WHAT IS ASKED: Copy down every line where the string "Rent" shows up.

DATA PROVIDED:
::::::::
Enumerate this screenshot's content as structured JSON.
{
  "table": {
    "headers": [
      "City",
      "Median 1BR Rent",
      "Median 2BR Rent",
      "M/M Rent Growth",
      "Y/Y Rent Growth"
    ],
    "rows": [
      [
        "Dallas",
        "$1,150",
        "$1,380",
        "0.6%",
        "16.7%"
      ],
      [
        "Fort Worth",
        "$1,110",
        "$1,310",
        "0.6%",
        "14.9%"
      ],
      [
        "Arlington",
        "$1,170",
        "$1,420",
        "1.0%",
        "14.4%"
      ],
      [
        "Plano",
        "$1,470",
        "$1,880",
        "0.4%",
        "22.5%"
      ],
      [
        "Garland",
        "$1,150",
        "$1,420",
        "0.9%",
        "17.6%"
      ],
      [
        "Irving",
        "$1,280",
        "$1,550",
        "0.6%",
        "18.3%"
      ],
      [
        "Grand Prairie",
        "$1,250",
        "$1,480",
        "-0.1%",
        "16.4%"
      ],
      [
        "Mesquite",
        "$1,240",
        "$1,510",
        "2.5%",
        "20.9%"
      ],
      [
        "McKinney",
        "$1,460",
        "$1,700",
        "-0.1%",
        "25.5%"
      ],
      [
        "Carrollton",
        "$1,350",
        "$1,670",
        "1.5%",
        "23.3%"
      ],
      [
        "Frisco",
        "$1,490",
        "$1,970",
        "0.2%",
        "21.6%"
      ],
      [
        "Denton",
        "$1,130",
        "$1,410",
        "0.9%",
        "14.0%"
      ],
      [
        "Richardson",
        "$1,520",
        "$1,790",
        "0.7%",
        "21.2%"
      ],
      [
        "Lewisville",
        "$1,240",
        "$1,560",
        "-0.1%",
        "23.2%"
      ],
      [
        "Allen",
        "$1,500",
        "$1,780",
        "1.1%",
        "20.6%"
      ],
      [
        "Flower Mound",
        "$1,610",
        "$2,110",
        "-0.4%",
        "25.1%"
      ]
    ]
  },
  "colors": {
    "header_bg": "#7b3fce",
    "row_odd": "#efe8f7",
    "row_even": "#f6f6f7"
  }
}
::::::::
TASK RESPONSE:
      "Median 1BR Rent",
      "Median 2BR Rent",
      "M/M Rent Growth",
      "Y/Y Rent Growth"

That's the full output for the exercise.